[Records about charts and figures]
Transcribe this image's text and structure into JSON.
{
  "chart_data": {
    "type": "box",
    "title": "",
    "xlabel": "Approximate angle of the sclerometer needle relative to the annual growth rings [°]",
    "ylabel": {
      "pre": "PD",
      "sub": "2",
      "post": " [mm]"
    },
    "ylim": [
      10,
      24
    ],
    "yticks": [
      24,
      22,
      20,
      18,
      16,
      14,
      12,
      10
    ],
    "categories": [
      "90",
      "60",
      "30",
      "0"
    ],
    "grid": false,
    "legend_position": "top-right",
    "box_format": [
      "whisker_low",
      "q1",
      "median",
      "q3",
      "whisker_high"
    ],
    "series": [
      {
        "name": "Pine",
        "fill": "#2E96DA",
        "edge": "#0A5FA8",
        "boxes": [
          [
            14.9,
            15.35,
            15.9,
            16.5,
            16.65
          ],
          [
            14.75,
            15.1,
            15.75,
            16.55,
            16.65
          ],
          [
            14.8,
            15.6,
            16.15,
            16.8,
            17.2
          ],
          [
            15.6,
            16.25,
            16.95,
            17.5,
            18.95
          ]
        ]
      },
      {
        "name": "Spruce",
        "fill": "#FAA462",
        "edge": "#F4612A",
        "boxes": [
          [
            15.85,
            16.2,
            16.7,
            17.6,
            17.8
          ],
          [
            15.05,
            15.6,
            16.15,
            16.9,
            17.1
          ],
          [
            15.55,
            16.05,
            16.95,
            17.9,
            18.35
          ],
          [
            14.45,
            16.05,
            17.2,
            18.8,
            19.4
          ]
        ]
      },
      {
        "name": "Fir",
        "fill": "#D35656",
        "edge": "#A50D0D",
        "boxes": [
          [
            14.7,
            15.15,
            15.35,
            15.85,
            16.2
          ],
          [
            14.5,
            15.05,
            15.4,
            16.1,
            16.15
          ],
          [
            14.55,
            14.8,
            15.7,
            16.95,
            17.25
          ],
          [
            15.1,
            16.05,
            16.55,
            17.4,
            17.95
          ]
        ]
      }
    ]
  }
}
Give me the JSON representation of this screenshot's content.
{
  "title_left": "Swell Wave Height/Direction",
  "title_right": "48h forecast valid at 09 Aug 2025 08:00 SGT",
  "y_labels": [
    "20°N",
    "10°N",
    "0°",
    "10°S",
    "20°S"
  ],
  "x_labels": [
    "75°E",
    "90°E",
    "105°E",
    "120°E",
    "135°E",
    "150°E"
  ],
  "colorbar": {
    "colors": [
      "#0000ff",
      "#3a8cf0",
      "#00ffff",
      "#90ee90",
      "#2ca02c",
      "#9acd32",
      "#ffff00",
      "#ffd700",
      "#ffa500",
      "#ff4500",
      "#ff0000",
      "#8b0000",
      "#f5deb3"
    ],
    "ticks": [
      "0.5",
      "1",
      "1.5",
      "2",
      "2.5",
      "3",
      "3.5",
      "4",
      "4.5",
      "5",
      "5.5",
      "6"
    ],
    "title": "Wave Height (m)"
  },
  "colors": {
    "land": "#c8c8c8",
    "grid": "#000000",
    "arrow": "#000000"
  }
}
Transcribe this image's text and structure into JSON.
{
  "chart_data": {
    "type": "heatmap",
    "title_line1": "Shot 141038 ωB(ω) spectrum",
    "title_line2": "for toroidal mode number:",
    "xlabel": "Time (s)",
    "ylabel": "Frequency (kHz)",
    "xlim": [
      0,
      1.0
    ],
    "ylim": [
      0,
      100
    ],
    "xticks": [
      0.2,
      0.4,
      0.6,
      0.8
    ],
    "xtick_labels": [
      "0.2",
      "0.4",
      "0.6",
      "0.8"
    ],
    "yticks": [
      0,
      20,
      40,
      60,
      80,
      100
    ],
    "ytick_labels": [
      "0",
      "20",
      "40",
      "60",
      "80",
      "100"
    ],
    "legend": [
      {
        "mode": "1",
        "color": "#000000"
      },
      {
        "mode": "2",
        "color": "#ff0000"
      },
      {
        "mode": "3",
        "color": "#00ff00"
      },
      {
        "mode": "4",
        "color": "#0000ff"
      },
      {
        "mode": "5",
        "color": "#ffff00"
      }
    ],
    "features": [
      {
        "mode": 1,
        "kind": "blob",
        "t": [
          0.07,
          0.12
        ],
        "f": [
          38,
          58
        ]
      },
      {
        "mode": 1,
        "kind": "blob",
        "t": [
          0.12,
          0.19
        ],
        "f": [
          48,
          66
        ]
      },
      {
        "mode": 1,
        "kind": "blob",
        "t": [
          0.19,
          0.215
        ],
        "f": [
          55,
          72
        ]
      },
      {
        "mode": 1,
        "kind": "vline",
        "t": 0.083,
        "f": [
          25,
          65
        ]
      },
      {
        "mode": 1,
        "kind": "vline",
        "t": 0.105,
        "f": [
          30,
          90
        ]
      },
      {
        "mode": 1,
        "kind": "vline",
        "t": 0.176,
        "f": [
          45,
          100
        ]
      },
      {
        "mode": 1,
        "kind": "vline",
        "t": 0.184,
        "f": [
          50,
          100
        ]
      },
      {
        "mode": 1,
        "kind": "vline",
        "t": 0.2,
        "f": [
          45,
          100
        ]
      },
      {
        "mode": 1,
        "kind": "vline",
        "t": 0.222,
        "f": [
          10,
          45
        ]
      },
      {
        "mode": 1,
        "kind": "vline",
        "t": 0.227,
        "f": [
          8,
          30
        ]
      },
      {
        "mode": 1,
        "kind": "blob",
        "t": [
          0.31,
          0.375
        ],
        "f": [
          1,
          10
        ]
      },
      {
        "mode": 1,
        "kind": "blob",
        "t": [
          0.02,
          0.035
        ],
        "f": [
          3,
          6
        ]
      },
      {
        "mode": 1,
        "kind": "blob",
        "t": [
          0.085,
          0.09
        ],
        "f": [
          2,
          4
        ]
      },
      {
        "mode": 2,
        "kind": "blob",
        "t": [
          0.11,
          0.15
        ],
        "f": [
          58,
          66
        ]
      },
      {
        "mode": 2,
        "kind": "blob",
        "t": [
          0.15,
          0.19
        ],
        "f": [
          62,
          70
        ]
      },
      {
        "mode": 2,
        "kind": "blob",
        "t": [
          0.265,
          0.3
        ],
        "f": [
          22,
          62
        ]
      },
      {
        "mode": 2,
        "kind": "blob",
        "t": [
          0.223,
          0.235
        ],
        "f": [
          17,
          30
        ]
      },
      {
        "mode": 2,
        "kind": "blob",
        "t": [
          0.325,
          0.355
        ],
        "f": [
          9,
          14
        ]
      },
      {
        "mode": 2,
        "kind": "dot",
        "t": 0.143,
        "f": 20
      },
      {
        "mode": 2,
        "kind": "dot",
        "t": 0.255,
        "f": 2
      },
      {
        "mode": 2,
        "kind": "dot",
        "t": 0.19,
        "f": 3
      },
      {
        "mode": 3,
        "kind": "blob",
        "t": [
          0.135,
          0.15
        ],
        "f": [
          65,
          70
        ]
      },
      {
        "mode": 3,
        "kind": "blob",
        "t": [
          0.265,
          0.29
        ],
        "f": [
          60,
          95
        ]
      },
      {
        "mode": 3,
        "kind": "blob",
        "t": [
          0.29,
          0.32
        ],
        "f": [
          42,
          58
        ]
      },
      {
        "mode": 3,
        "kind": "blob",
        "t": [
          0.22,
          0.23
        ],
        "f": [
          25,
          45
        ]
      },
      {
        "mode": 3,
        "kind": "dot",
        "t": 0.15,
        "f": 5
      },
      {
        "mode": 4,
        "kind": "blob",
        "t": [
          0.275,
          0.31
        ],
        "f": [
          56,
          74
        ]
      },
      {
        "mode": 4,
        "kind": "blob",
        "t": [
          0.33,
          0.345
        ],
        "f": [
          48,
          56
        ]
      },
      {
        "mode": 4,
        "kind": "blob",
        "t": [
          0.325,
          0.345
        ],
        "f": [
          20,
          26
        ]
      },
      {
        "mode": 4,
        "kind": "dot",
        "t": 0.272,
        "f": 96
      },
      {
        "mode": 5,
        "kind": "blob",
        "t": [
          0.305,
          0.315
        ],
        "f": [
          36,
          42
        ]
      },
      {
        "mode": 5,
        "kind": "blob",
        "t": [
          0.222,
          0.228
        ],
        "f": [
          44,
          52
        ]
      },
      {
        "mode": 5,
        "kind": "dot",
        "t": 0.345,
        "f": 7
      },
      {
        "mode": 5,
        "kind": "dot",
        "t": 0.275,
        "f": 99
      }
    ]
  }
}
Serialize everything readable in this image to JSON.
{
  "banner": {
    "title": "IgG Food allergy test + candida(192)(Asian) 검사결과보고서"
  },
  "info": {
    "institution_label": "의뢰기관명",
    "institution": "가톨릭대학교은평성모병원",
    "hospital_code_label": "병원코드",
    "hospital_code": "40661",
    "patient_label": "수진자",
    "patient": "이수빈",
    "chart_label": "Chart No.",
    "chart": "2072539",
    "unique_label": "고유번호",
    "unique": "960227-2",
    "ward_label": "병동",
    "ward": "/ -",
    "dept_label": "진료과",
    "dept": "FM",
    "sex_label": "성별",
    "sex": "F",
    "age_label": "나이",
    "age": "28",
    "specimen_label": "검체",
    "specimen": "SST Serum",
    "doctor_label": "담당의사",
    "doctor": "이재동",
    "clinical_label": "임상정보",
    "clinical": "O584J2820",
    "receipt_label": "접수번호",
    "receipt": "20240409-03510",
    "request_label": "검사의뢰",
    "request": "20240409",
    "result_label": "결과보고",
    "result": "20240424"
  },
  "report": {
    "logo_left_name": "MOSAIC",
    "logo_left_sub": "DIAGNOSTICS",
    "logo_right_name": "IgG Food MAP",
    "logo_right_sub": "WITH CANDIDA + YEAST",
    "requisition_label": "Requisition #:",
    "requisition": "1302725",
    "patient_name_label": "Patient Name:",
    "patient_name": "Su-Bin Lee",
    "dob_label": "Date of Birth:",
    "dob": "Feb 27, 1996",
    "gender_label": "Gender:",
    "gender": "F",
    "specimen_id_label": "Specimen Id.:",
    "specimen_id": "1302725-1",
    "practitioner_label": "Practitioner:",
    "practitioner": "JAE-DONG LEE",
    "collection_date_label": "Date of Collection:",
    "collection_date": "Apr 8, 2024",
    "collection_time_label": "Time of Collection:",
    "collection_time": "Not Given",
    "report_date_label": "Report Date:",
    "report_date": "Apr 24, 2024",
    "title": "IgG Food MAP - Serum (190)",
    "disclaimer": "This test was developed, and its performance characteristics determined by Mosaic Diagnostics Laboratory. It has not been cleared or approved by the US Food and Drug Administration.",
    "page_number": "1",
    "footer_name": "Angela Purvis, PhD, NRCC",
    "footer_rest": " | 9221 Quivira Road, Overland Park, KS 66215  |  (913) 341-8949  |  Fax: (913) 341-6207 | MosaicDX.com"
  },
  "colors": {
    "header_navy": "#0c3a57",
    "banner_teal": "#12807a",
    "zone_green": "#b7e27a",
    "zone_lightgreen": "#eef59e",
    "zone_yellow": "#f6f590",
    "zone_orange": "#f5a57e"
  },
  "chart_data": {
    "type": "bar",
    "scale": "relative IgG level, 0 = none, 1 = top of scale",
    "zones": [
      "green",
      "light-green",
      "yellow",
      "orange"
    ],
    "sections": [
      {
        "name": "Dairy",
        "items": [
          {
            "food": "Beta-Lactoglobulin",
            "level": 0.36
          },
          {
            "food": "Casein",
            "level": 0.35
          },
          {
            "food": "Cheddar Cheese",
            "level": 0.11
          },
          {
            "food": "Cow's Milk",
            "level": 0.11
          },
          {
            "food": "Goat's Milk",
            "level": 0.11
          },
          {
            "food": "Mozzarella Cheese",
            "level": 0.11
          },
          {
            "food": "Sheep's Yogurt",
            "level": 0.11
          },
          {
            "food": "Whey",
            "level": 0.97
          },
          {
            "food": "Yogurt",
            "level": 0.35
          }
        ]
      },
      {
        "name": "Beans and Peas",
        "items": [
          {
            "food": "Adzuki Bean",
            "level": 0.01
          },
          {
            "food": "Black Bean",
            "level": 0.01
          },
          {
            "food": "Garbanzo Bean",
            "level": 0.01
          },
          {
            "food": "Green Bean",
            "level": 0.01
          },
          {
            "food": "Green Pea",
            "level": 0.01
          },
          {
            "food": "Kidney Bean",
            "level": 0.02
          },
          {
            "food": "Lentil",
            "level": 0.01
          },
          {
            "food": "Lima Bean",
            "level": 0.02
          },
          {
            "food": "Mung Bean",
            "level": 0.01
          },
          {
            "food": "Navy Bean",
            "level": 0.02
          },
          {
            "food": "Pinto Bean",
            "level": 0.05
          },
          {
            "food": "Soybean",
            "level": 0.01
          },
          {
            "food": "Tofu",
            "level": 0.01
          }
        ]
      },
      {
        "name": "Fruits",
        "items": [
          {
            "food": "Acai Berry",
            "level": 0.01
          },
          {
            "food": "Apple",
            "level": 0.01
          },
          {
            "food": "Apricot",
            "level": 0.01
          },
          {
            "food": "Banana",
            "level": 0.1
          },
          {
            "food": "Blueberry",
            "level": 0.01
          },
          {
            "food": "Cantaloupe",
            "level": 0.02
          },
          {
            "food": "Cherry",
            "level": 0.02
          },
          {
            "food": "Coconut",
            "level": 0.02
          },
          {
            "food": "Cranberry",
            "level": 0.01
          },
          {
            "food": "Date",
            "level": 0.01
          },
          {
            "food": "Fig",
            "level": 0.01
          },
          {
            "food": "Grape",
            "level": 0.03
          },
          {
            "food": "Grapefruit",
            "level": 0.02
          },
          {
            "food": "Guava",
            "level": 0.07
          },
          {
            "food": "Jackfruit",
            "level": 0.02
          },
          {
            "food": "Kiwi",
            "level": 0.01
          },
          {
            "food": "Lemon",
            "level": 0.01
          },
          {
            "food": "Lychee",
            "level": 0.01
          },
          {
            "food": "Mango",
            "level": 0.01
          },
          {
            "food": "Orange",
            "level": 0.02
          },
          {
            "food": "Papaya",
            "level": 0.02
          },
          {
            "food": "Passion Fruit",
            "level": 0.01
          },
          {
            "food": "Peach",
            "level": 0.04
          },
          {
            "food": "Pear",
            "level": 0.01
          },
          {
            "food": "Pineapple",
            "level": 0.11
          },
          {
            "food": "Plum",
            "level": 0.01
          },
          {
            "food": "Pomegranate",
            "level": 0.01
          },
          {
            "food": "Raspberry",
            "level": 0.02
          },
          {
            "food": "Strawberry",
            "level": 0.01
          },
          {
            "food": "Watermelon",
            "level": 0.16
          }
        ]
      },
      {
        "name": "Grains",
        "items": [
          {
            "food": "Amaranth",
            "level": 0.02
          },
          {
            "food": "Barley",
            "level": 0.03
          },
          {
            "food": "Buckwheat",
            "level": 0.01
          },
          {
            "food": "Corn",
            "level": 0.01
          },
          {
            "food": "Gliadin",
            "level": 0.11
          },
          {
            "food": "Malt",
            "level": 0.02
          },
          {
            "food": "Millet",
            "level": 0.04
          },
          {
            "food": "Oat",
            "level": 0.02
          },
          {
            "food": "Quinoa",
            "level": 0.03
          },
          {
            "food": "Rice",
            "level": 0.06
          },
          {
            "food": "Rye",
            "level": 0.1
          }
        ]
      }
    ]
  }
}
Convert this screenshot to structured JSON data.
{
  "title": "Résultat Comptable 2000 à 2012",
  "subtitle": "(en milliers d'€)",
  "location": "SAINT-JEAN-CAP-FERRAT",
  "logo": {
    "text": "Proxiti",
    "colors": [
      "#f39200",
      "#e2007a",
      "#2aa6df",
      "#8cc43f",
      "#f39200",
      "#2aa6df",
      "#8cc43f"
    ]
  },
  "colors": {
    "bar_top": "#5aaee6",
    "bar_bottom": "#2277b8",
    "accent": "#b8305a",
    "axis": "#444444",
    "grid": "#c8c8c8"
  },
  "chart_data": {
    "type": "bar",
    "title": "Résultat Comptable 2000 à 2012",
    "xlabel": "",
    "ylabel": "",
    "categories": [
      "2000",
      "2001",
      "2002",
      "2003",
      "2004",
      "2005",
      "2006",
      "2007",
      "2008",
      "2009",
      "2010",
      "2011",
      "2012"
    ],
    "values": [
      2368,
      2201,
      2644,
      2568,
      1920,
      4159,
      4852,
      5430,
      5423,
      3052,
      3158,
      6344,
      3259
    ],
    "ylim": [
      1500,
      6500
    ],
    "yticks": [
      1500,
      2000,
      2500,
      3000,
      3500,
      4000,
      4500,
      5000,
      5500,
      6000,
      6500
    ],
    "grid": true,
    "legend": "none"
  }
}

→ **DIRECTIVE**: Above are the records. Copy every line in them holding "ylabel".

→ **THE RESPONSE**:
    "ylabel": {
    "ylabel": "Frequency (kHz)",
    "ylabel": "",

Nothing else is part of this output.